* Selección:

El NSC-68 apuntaba a la posibilidad de una economía estadounidense
enormemente expandida fundándose en la experiencia de la II Guerra
Mundial, cuando el acrecido suministro militar y el consumo interno
sostenido no sólo se veían como plenamente compatibles entre sí en el
contexto de una economía de pleno empleo, sino que no se veían
alcanzables de otro modo. Una economía así suministraría a la vez
cañones y mantequilla. “Los Estados Unidos”, proseguía el informe,
“podrían lograr un substancial incremento en términos absolutos de su
producto, logrando así incrementar la asignación de recursos a la
acumulación de fuerzas económicas y militares para sí mismos y para sus
aliados sin sufrir un declive en su nivel real de vida”. En efecto, en
una emergencia, los EEUU podrían dedicar el 50% de su PIB ”a gastos
militares, asistencia exterior e inversión”: “es decir, entre cinco y
seis veces más que ahora”. El informa subrayaba enfáticamente que el
gigantesco programa de rearme por el que abogaba no entrañaba una ardua
toma de decisiones, económicamente hablando: “porque no redundará en un
decrecimiento real del nivel de vida”, y aun podría inducir a todo lo
contrario.

* Objetivo 1:
Reescriba como lista numerada las líneas del listado desde su comienzo hasta la línea que contiene "bar-segment-0-0 (128, 111, 187, 177)", esta incluida, y omita las líneas en blanco.
La selección y el listado no guardan relación entre sí.

* Datos de disposición espacial:
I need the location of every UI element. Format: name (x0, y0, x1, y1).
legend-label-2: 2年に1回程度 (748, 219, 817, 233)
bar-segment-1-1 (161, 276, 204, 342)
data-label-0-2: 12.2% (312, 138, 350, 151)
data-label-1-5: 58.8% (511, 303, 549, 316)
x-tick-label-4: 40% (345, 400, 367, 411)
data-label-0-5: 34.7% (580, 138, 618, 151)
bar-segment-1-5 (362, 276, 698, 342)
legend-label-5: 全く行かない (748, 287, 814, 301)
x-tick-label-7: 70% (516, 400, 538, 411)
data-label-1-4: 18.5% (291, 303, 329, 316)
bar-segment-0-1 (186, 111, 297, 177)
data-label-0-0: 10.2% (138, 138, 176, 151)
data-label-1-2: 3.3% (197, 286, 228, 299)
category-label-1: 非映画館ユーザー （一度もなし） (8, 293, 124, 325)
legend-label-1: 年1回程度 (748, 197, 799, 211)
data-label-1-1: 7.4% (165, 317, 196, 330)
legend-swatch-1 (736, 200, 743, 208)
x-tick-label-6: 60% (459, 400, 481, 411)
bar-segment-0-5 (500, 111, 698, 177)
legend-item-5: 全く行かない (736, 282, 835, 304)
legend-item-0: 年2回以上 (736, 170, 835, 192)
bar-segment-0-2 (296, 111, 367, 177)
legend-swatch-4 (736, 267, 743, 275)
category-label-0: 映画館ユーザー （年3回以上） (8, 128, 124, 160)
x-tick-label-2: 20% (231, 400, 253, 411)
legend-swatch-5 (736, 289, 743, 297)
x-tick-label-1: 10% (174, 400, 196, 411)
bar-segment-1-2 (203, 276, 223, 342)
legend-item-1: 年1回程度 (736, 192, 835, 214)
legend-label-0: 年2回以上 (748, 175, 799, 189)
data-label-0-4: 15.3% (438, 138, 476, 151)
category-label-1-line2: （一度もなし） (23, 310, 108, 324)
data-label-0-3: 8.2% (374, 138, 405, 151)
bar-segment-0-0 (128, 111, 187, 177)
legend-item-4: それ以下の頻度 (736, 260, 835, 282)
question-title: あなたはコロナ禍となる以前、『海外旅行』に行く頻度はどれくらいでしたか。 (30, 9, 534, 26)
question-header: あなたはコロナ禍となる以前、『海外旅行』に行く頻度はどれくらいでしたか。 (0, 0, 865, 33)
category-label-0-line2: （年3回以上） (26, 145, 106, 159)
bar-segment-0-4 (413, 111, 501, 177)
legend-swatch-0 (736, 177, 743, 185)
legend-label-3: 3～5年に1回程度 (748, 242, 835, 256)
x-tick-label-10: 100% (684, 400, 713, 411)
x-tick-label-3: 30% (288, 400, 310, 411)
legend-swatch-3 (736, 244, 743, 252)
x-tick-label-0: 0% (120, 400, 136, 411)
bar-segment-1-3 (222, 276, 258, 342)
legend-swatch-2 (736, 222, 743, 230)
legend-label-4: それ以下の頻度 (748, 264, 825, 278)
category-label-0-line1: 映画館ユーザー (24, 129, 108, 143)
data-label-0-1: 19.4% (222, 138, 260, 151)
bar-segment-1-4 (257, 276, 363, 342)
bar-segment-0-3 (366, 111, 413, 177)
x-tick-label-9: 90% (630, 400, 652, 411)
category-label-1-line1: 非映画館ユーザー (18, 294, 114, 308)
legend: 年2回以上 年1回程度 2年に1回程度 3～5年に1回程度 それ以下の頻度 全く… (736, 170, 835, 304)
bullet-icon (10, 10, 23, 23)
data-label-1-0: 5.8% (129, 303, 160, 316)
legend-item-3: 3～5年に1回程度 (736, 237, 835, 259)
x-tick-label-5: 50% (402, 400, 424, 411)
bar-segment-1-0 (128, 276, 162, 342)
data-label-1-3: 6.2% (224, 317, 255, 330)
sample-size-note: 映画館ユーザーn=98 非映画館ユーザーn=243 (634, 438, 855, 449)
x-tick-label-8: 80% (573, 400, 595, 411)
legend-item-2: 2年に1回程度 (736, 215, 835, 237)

* Objetivo 2:
Según la selección, ¿qué porcentaje de su PIB podrían dedicar los EEUU en una emergencia?

* Respuesta final 1:
1. I need the location of every UI element. Format: name (x0, y0, x1, y1).
2. legend-label-2: 2年に1回程度 (748, 219, 817, 233)
3. bar-segment-1-1 (161, 276, 204, 342)
4. data-label-0-2: 12.2% (312, 138, 350, 151)
5. data-label-1-5: 58.8% (511, 303, 549, 316)
6. x-tick-label-4: 40% (345, 400, 367, 411)
7. data-label-0-5: 34.7% (580, 138, 618, 151)
8. bar-segment-1-5 (362, 276, 698, 342)
9. legend-label-5: 全く行かない (748, 287, 814, 301)
10. x-tick-label-7: 70% (516, 400, 538, 411)
11. data-label-1-4: 18.5% (291, 303, 329, 316)
12. bar-segment-0-1 (186, 111, 297, 177)
13. data-label-0-0: 10.2% (138, 138, 176, 151)
14. data-label-1-2: 3.3% (197, 286, 228, 299)
15. category-label-1: 非映画館ユーザー （一度もなし） (8, 293, 124, 325)
16. legend-label-1: 年1回程度 (748, 197, 799, 211)
17. data-label-1-1: 7.4% (165, 317, 196, 330)
18. legend-swatch-1 (736, 200, 743, 208)
19. x-tick-label-6: 60% (459, 400, 481, 411)
20. bar-segment-0-5 (500, 111, 698, 177)
21. legend-item-5: 全く行かない (736, 282, 835, 304)
22. legend-item-0: 年2回以上 (736, 170, 835, 192)
23. bar-segment-0-2 (296, 111, 367, 177)
24. legend-swatch-4 (736, 267, 743, 275)
25. category-label-0: 映画館ユーザー （年3回以上） (8, 128, 124, 160)
26. x-tick-label-2: 20% (231, 400, 253, 411)
27. legend-swatch-5 (736, 289, 743, 297)
28. x-tick-label-1: 10% (174, 400, 196, 411)
29. bar-segment-1-2 (203, 276, 223, 342)
30. legend-item-1: 年1回程度 (736, 192, 835, 214)
31. legend-label-0: 年2回以上 (748, 175, 799, 189)
32. data-label-0-4: 15.3% (438, 138, 476, 151)
33. category-label-1-line2: （一度もなし） (23, 310, 108, 324)
34. data-label-0-3: 8.2% (374, 138, 405, 151)
35. bar-segment-0-0 (128, 111, 187, 177)

* Respuesta final 2:
El 50% de su PIB, destinado a gastos militares, asistencia exterior e inversión.